__Required task 1__
In the list of projects hosted in Scenic, what two modalities does Audiovisual Masked Autoencoders learn from?
__Required task 2__
Rewrite the part of the Scenic project list that begins at the words "List of projects" and stops after "speech recognition (AV-ASR).", putting "waveforms" in place of "spectrograms".
__Required task 3__
Write the next part of the list of projects hosted in Scenic, picking up after its final entry.

╭─ Source passage

List of projects hosted in Scenic

AdaTape

AdaTape is an adaptive computation transformer with elastic input sequence.
AdversarialTraining

Adversarial training is an implementation of modern forms of adversarial training that achieved state-of-the-art robustness results on image classifications. This includes AdvProp and (Pyramid Adversarial Training Improves ViT Performance)[https://arxiv.org/abs/2111.15121].
AVATAR

AVATAR is a sequence-to-sequence AudioVisual ASR TrAnsformeR which is trained end-to-end from spectrograms and full-frame RGB for the task of audiovisual speech recognition (AV-ASR).
Audiovisual Masked Autoencoders

Audiovisual Masked Autoencoders performs self-supervised learning on multiple modalities (audio and video) to improve representation learning for both unimodal and multimodal downstream tasks. Details can be found in the paper.
Boundary Attention

Boundary Attention is differentiable bottom-up model for detecting boundaries in high noise at any resolution. It uses a form of local attention to infer boundaries that include contours, corners and junctions, all without rasterization. Details and a link to the paper can be found on its website.

╰─
╭─ Information provided

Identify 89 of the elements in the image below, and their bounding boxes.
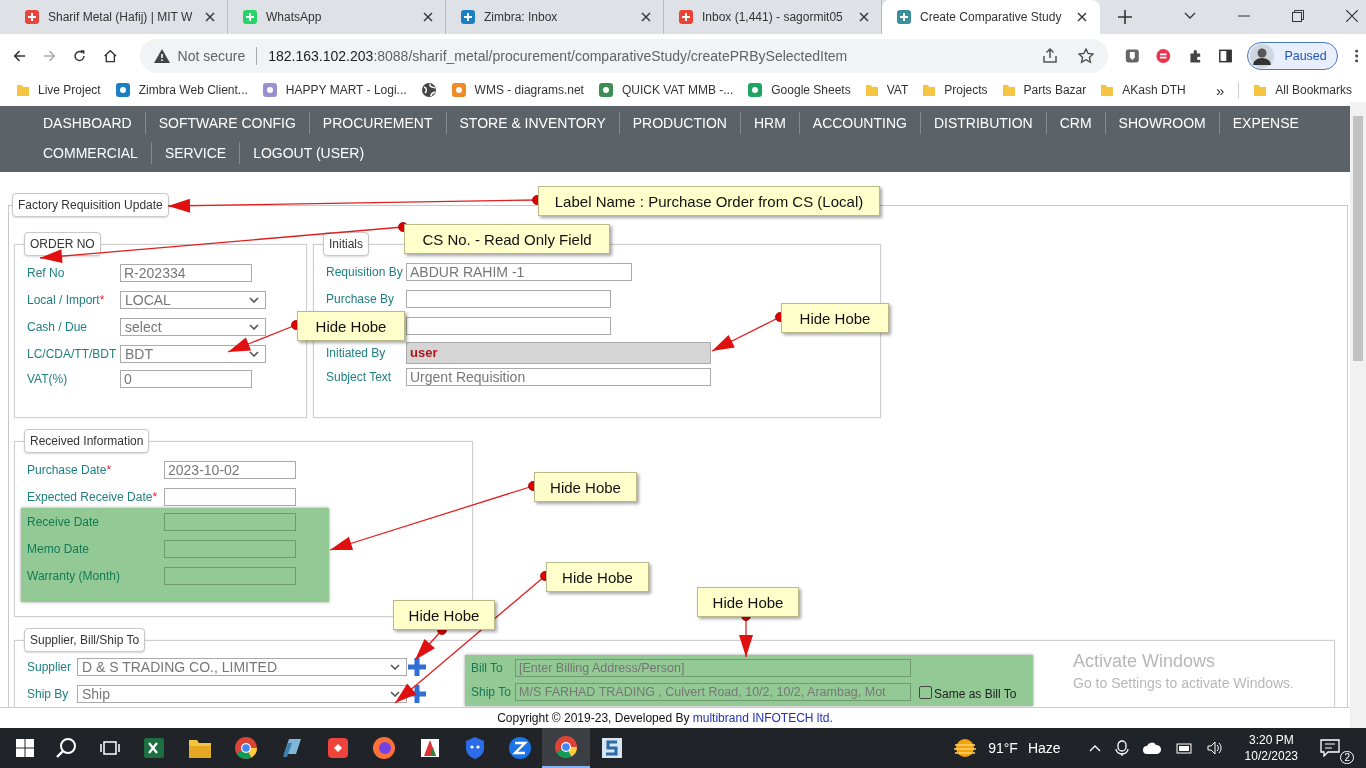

╰─

__Final result 1__
Audio and video.

__Final result 2__
List of projects hosted in Scenic

AdaTape

AdaTape is an adaptive computation transformer with elastic input sequence.
AdversarialTraining

Adversarial training is an implementation of modern forms of adversarial training that achieved state-of-the-art robustness results on image classifications. This includes AdvProp and (Pyramid Adversarial Training Improves ViT Performance)[https://arxiv.org/abs/2111.15121].
AVATAR

AVATAR is a sequence-to-sequence AudioVisual ASR TrAnsformeR which is trained end-to-end from waveforms and full-frame RGB for the task of audiovisual speech recognition (AV-ASR).

__Final result 3__
ViViT

ViViT is a family of pure-transformer based models for video classification that achieved state-of-the-art results. Details can be found in the paper.
Tasseo

Tasseo is a project that uses transformer based models for aberration detection from chromosome karyotype images.
TokenLearner

TokenLearner proposes dynamic tokenization of images and videos for faster and more accurate video/image processing tasks. More can be found in the paper.
Token Turing Machines

Token Turing Machines are a sequential, autoregressive transformer architecture with external memory. More can be found in the paper.
FastViT

FastViT is a project that aims at exploring ideas around making ViT faster via using efficient transformers, in particular on higher resolution inputs (more tokens and thus longer sequences).
Omninet

Omninet is a transformer model with omni-directional representations.
CLAY

CLAY is a Transformer-based pipeline for mobile UI layout denoising. Read more about this project in CLAY paper.
LOCA

LOCA (paper) is a self-supervised method to train spatially-aware vision transformer features.
MatViT

MatViT is a MatFormer (paper) based nested ViT architecture designed to offer elasticity in a variety of deployment constraints, where each Feed Forward Network (FFN) block of a MatViT model is jointly optimized with a few nested smaller FFN blocks.
MBT

MBT presents a transformer based architecture that uses "fusion bottlenecks" for modality fusion at multiple layers. Details can be found in the paper.
MTV

MTV presents a state-of-the-art transformer based architecture for video classification. MTV consists of separate encoders to represent different views of the input video with lateral connections and a global encoder to fuse information across views. More details are in the paper.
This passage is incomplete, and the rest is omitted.